- _Exercise instructions_:
Reproduce each line bearing the word "edit".
** start of Exercise materials **
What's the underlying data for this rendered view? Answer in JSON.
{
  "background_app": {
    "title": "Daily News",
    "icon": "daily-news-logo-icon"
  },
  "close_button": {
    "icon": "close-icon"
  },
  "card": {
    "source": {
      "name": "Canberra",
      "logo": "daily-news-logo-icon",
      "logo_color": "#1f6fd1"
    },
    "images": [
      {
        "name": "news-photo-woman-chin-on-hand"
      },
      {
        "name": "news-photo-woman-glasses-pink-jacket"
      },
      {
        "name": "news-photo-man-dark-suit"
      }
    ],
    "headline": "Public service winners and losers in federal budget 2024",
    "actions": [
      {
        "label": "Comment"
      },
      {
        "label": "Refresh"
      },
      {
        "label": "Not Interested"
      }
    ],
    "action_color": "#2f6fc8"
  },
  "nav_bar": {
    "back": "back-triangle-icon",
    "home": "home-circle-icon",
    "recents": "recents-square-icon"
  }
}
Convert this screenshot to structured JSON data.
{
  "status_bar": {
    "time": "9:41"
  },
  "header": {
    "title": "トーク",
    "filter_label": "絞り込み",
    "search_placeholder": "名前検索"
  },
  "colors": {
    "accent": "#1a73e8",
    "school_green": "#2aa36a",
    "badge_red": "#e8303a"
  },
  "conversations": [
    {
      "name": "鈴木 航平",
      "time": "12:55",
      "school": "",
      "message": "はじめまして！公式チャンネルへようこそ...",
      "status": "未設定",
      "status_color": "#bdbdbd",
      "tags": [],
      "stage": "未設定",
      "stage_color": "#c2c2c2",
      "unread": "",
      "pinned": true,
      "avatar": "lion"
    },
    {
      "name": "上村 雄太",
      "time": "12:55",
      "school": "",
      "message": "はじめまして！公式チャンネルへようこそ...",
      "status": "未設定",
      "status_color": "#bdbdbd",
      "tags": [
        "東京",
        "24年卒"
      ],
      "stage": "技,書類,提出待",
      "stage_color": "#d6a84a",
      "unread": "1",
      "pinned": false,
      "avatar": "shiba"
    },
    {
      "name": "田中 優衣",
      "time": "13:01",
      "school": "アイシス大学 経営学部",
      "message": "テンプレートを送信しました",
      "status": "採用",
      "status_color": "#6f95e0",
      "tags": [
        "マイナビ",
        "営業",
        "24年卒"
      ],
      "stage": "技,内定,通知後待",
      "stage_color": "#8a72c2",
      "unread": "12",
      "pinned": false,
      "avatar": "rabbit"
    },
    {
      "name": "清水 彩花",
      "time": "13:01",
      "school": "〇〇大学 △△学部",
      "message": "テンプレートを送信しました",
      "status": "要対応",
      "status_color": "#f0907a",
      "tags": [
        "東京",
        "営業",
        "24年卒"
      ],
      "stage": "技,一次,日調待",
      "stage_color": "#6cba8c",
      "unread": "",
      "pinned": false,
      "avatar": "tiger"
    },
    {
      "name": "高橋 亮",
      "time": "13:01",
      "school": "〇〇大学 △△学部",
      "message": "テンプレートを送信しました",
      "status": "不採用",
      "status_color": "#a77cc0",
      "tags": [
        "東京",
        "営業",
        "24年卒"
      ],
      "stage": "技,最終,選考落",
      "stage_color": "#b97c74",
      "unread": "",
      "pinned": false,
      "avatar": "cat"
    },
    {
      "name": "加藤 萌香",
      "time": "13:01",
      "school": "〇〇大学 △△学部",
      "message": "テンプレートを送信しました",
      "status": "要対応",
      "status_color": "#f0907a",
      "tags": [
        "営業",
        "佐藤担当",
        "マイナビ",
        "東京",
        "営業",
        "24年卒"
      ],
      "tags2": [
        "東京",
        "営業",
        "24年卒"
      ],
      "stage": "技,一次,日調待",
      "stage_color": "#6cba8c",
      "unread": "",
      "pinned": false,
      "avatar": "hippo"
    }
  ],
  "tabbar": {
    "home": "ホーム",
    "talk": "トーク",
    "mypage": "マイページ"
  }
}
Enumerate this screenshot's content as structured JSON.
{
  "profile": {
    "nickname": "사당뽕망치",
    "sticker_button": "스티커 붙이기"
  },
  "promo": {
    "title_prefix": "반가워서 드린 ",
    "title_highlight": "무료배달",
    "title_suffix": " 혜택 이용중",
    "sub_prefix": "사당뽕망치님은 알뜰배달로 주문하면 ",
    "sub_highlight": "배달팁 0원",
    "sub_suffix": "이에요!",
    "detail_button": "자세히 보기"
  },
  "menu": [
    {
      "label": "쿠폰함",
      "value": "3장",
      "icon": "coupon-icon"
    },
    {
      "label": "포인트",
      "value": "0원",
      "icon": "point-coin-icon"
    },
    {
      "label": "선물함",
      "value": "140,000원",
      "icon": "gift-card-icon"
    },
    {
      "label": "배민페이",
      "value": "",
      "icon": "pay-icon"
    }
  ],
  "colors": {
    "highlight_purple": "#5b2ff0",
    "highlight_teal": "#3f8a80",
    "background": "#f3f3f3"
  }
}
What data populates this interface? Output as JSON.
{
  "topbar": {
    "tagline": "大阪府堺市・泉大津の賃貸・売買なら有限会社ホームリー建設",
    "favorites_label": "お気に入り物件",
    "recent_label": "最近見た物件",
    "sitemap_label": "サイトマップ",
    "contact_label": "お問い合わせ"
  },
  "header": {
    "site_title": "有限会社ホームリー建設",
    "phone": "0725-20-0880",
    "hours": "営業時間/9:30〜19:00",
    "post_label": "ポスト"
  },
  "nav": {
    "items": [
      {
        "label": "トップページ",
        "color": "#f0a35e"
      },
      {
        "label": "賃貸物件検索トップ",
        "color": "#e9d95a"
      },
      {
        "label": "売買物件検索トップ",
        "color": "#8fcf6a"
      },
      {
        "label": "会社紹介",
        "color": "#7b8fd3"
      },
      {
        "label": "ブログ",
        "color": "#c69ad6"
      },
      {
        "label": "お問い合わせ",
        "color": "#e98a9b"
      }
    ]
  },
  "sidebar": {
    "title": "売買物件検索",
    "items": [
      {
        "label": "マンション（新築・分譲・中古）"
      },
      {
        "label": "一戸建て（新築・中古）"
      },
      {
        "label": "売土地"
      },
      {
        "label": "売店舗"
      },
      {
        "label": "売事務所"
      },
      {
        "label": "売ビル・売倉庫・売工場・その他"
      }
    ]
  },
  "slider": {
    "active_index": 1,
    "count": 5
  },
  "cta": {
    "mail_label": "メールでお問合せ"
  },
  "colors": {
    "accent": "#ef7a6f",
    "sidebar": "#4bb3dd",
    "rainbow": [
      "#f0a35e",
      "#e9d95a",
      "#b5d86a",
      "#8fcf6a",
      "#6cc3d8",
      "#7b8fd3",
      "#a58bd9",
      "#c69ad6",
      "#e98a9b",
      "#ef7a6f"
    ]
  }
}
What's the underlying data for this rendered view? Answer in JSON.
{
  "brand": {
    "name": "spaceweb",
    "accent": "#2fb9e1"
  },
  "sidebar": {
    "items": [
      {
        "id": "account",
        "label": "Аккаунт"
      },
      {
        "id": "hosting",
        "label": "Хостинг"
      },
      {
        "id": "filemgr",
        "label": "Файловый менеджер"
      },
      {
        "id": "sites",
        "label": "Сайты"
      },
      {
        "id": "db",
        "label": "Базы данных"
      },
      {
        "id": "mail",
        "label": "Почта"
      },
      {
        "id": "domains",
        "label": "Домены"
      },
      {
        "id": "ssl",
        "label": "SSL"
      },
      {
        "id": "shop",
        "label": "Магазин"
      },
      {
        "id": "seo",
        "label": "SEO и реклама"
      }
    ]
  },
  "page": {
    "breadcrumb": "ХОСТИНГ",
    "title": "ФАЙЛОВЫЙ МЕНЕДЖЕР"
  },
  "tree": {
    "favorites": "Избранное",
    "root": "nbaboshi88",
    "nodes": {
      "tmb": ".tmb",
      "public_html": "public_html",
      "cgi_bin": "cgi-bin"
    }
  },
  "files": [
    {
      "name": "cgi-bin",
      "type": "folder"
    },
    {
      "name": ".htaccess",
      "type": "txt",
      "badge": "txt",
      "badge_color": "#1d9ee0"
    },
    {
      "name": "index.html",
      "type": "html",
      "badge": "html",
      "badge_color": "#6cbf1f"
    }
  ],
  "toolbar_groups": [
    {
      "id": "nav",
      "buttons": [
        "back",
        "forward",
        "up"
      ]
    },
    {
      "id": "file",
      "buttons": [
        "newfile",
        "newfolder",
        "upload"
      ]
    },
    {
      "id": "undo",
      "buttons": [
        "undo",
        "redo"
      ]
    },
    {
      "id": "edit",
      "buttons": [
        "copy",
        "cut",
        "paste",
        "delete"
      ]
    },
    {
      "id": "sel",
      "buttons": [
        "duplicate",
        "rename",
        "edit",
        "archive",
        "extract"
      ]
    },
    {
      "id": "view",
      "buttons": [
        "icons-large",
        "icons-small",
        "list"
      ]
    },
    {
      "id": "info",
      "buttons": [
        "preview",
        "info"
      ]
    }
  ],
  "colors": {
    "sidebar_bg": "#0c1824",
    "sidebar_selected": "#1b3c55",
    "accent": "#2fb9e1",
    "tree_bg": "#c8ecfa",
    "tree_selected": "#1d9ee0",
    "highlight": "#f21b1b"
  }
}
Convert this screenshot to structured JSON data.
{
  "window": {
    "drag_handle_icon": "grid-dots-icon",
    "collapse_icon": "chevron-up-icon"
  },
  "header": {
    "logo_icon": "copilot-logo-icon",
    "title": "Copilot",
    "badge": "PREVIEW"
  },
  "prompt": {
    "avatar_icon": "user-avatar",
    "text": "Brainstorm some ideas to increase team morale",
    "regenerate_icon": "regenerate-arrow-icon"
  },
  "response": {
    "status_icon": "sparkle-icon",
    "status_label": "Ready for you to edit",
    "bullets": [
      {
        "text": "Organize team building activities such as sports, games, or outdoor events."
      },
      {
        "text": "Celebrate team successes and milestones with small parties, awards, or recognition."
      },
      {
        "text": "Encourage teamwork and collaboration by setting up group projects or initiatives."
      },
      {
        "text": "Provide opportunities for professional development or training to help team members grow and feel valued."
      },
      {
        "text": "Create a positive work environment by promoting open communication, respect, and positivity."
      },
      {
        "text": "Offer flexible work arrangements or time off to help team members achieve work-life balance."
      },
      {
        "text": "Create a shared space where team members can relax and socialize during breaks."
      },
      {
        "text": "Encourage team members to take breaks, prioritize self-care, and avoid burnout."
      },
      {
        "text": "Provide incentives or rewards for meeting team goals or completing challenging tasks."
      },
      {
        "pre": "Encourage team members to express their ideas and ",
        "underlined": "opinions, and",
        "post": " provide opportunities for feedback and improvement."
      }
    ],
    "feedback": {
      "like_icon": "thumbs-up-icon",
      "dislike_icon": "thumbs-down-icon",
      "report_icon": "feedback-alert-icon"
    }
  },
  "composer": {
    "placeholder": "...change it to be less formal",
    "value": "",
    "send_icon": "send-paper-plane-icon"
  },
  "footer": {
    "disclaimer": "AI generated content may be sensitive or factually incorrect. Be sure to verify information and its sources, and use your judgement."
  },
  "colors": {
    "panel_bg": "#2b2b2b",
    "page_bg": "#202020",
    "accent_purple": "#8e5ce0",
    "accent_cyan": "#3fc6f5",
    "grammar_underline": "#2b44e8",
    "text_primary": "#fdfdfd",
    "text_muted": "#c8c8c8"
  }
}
** end of Exercise materials **
- _Solution to this exercise_:
      "id": "edit",
        "edit",
    "status_label": "Ready for you to edit",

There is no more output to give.